* **EXERCISE REQUIREMENTS**: Tally the lines that contain the string "生物活性炭" and state that total without comment.

● ● ● ● ●

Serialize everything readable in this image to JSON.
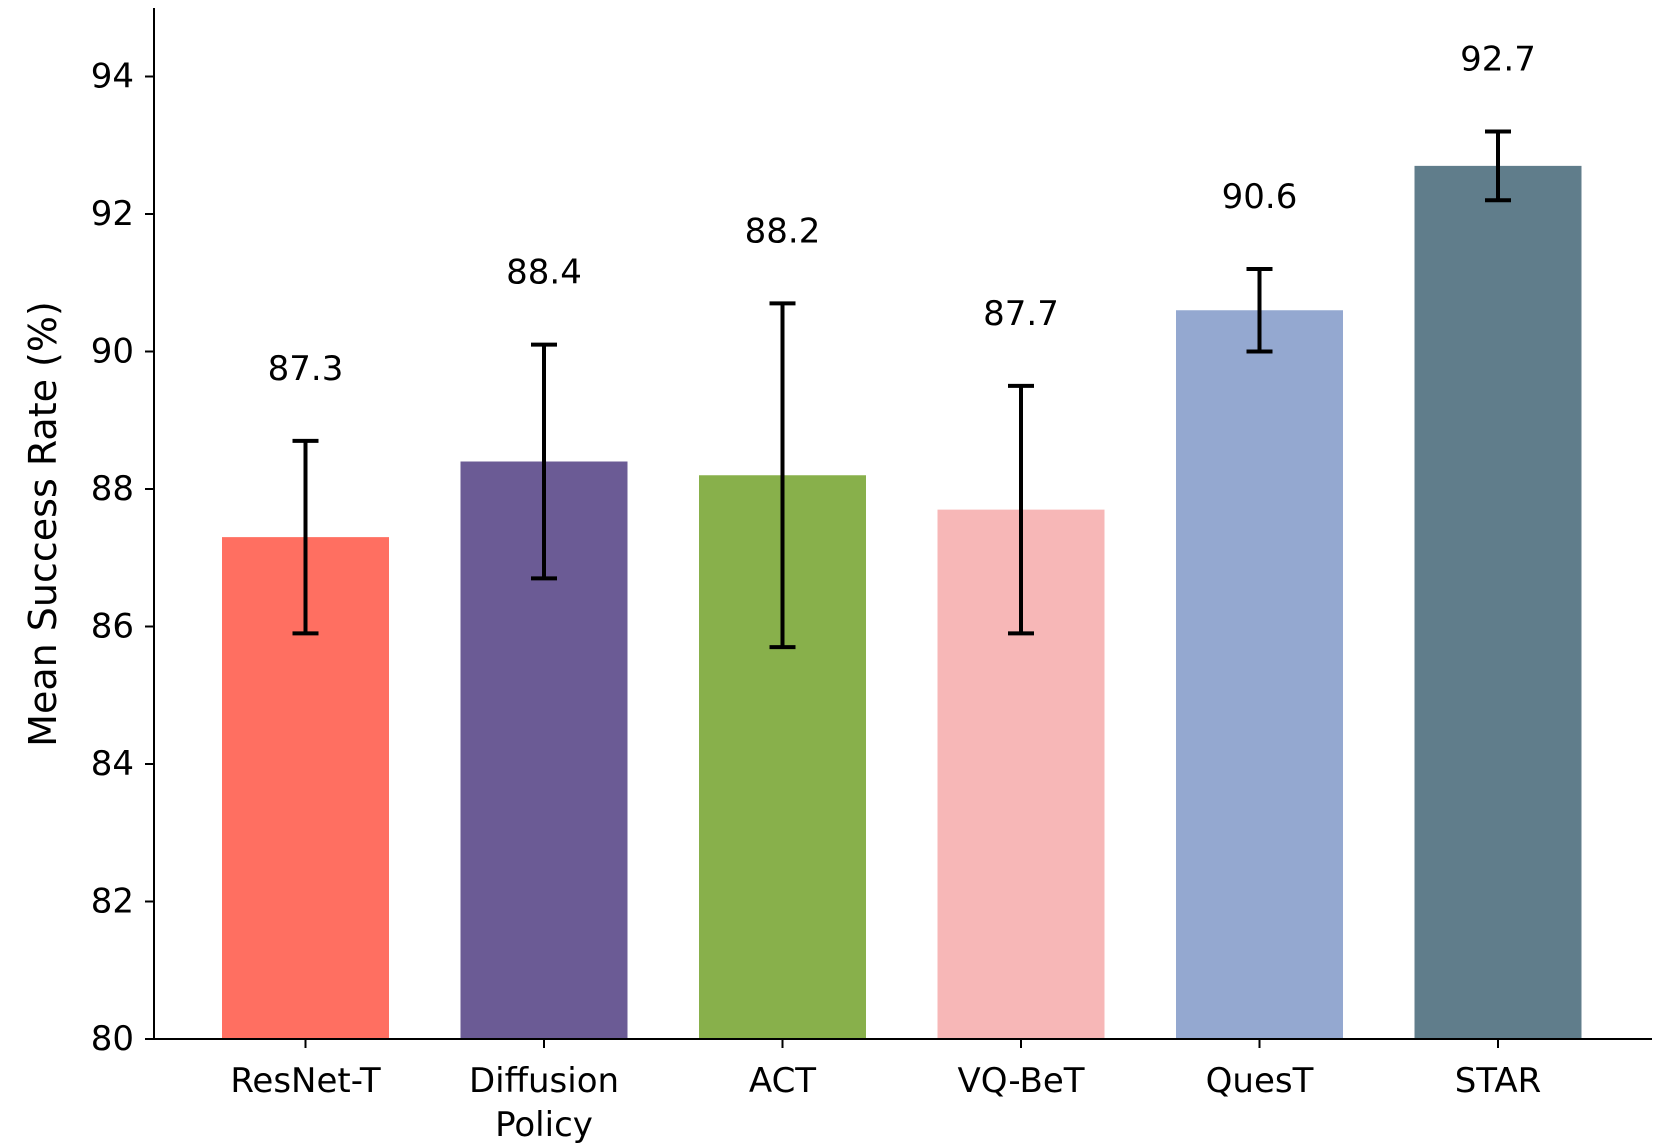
{
  "chart_data": {
    "type": "bar",
    "title": "",
    "xlabel": "",
    "ylabel": "Mean Success Rate (%)",
    "ylim": [
      80,
      95
    ],
    "yticks": [
      80,
      82,
      84,
      86,
      88,
      90,
      92,
      94
    ],
    "categories": [
      "ResNet-T",
      "Diffusion Policy",
      "ACT",
      "VQ-BeT",
      "QuesT",
      "STAR"
    ],
    "category_lines": [
      [
        "ResNet-T"
      ],
      [
        "Diffusion",
        "Policy"
      ],
      [
        "ACT"
      ],
      [
        "VQ-BeT"
      ],
      [
        "QuesT"
      ],
      [
        "STAR"
      ]
    ],
    "values": [
      87.3,
      88.4,
      88.2,
      87.7,
      90.6,
      92.7
    ],
    "value_labels": [
      "87.3",
      "88.4",
      "88.2",
      "87.7",
      "90.6",
      "92.7"
    ],
    "errors": [
      1.4,
      1.7,
      2.5,
      1.8,
      0.6,
      0.5
    ],
    "colors": [
      "#ff6f61",
      "#6b5b95",
      "#88b04b",
      "#f7b7b7",
      "#94a8d0",
      "#607d8b"
    ],
    "grid": false,
    "legend": "none"
  }
}
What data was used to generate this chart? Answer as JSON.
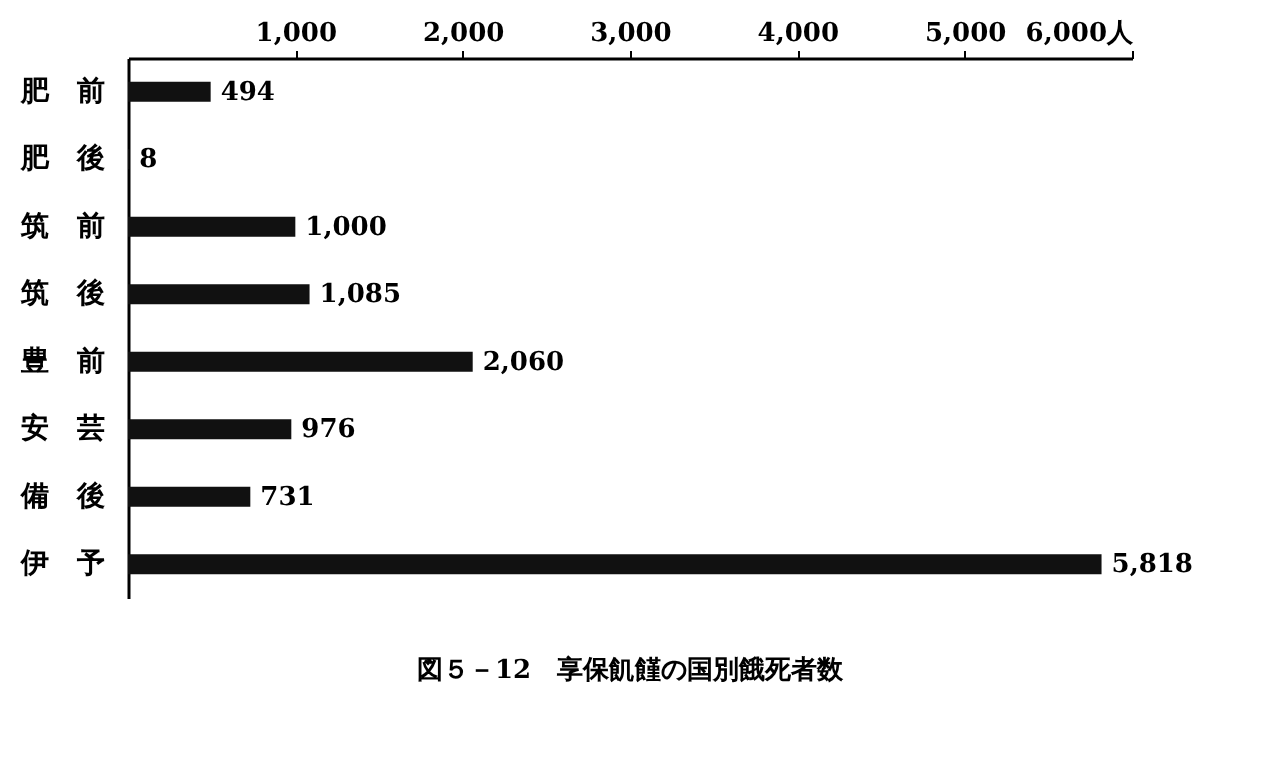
{
  "chart_data": {
    "type": "bar",
    "orientation": "horizontal",
    "title": "図５－12　享保飢饉の国別餓死者数",
    "categories": [
      "肥　前",
      "肥　後",
      "筑　前",
      "筑　後",
      "豊　前",
      "安　芸",
      "備　後",
      "伊　予"
    ],
    "values": [
      494,
      8,
      1000,
      1085,
      2060,
      976,
      731,
      5818
    ],
    "value_labels": [
      "494",
      "8",
      "1,000",
      "1,085",
      "2,060",
      "976",
      "731",
      "5,818"
    ],
    "color": "#111111",
    "xlim": [
      0,
      6000
    ],
    "xticks": [
      {
        "value": 1000,
        "label": "1,000"
      },
      {
        "value": 2000,
        "label": "2,000"
      },
      {
        "value": 3000,
        "label": "3,000"
      },
      {
        "value": 4000,
        "label": "4,000"
      },
      {
        "value": 5000,
        "label": "5,000"
      },
      {
        "value": 6000,
        "label": "6,000人"
      }
    ],
    "grid": false
  }
}
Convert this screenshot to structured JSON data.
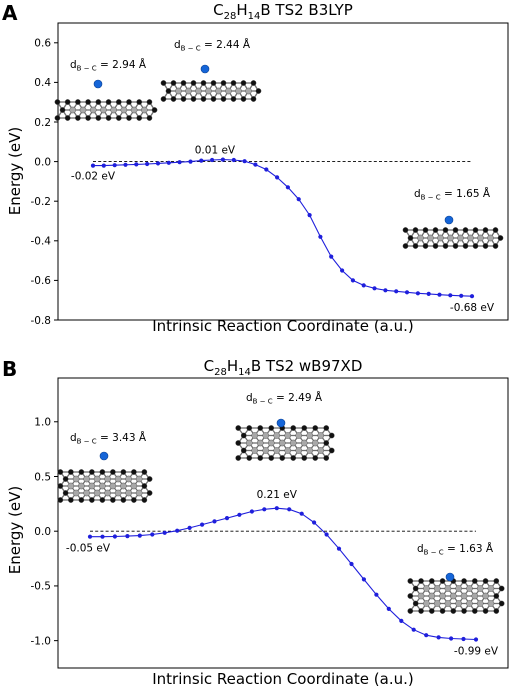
{
  "chart_data": [
    {
      "type": "line",
      "panel": "A",
      "title": "C28H14B TS2 B3LYP",
      "xlabel": "Intrinsic Reaction Coordinate (a.u.)",
      "ylabel": "Energy (eV)",
      "ylim": [
        -0.8,
        0.7
      ],
      "yticks": [
        "0.6",
        "0.4",
        "0.2",
        "0.0",
        "-0.2",
        "-0.4",
        "-0.6",
        "-0.8"
      ],
      "ytick_values": [
        0.6,
        0.4,
        0.2,
        0.0,
        -0.2,
        -0.4,
        -0.6,
        -0.8
      ],
      "x_ticks_shown": false,
      "reference_line_y": 0.0,
      "series": [
        {
          "color": "#1f1fdc",
          "values": [
            -0.02,
            -0.02,
            -0.018,
            -0.016,
            -0.014,
            -0.012,
            -0.009,
            -0.006,
            -0.003,
            0.0,
            0.005,
            0.008,
            0.01,
            0.008,
            0.002,
            -0.015,
            -0.04,
            -0.08,
            -0.13,
            -0.19,
            -0.27,
            -0.38,
            -0.48,
            -0.55,
            -0.6,
            -0.625,
            -0.64,
            -0.65,
            -0.655,
            -0.66,
            -0.665,
            -0.668,
            -0.672,
            -0.675,
            -0.678,
            -0.68
          ]
        }
      ],
      "annotations": [
        {
          "text": "-0.02 eV",
          "index": 0
        },
        {
          "text": "0.01 eV",
          "index": 12
        },
        {
          "text": "-0.68 eV",
          "index": 35
        }
      ],
      "distance_labels": [
        {
          "sub": "B − C",
          "value": "= 2.94 Å"
        },
        {
          "sub": "B − C",
          "value": "= 2.44 Å"
        },
        {
          "sub": "B − C",
          "value": "= 1.65 Å"
        }
      ]
    },
    {
      "type": "line",
      "panel": "B",
      "title": "C28H14B TS2 wB97XD",
      "xlabel": "Intrinsic Reaction Coordinate (a.u.)",
      "ylabel": "Energy (eV)",
      "ylim": [
        -1.25,
        1.4
      ],
      "yticks": [
        "1.0",
        "0.5",
        "0.0",
        "-0.5",
        "-1.0"
      ],
      "ytick_values": [
        1.0,
        0.5,
        0.0,
        -0.5,
        -1.0
      ],
      "x_ticks_shown": false,
      "reference_line_y": 0.0,
      "series": [
        {
          "color": "#1f1fdc",
          "values": [
            -0.05,
            -0.05,
            -0.048,
            -0.045,
            -0.04,
            -0.03,
            -0.015,
            0.005,
            0.03,
            0.06,
            0.09,
            0.12,
            0.15,
            0.18,
            0.2,
            0.21,
            0.2,
            0.16,
            0.08,
            -0.03,
            -0.16,
            -0.3,
            -0.44,
            -0.58,
            -0.71,
            -0.82,
            -0.9,
            -0.95,
            -0.97,
            -0.98,
            -0.985,
            -0.99
          ]
        }
      ],
      "annotations": [
        {
          "text": "-0.05 eV",
          "index": 0
        },
        {
          "text": "0.21 eV",
          "index": 15
        },
        {
          "text": "-0.99 eV",
          "index": 31
        }
      ],
      "distance_labels": [
        {
          "sub": "B − C",
          "value": "= 3.43 Å"
        },
        {
          "sub": "B − C",
          "value": "= 2.49 Å"
        },
        {
          "sub": "B − C",
          "value": "= 1.63 Å"
        }
      ]
    }
  ],
  "molecule_colors": {
    "boron": "#1565d8",
    "carbon": "#a8a8a8",
    "hydrogen": "#111111"
  }
}
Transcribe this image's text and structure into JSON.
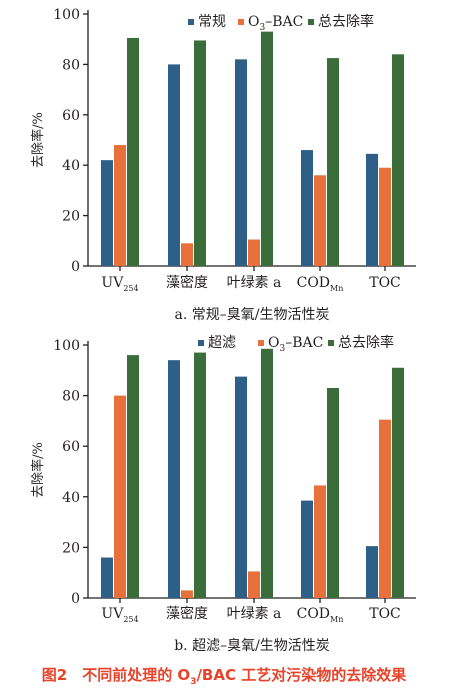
{
  "colors": {
    "series1": "#2e5f87",
    "series2": "#e8703a",
    "series3": "#3b6d3a",
    "figure_caption": "#e8432a"
  },
  "chart_data": [
    {
      "type": "bar",
      "ylabel": "去除率/%",
      "ylim": [
        0,
        100
      ],
      "yticks": [
        "0",
        "20",
        "40",
        "60",
        "80",
        "100"
      ],
      "categories": [
        {
          "main": "UV",
          "sub": "254"
        },
        {
          "main": "藻密度",
          "sub": ""
        },
        {
          "main": "叶绿素 a",
          "sub": ""
        },
        {
          "main": "COD",
          "sub": "Mn"
        },
        {
          "main": "TOC",
          "sub": ""
        }
      ],
      "series": [
        {
          "name": "常规",
          "name_sub": "",
          "name_tail": "",
          "values": [
            42,
            80,
            82,
            46,
            44.5
          ]
        },
        {
          "name": "O",
          "name_sub": "3",
          "name_tail": "–BAC",
          "values": [
            48,
            9,
            10.5,
            36,
            39
          ]
        },
        {
          "name": "总去除率",
          "name_sub": "",
          "name_tail": "",
          "values": [
            90.5,
            89.5,
            93,
            82.5,
            84
          ]
        }
      ],
      "legend": "top",
      "caption": "a. 常规–臭氧/生物活性炭"
    },
    {
      "type": "bar",
      "ylabel": "去除率/%",
      "ylim": [
        0,
        100
      ],
      "yticks": [
        "0",
        "20",
        "40",
        "60",
        "80",
        "100"
      ],
      "categories": [
        {
          "main": "UV",
          "sub": "254"
        },
        {
          "main": "藻密度",
          "sub": ""
        },
        {
          "main": "叶绿素 a",
          "sub": ""
        },
        {
          "main": "COD",
          "sub": "Mn"
        },
        {
          "main": "TOC",
          "sub": ""
        }
      ],
      "series": [
        {
          "name": "超滤",
          "name_sub": "",
          "name_tail": "",
          "values": [
            16,
            94,
            87.5,
            38.5,
            20.5
          ]
        },
        {
          "name": "O",
          "name_sub": "3",
          "name_tail": "–BAC",
          "values": [
            80,
            3,
            10.5,
            44.5,
            70.5
          ]
        },
        {
          "name": "总去除率",
          "name_sub": "",
          "name_tail": "",
          "values": [
            96,
            97,
            98.5,
            83,
            91
          ]
        }
      ],
      "legend": "top",
      "caption": "b. 超滤–臭氧/生物活性炭"
    }
  ],
  "figure_caption": {
    "prefix": "图2　不同前处理的 O",
    "sub": "3",
    "suffix": "/BAC 工艺对污染物的去除效果"
  }
}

● ● ● ● ●

* **THE OUTPUT**: 2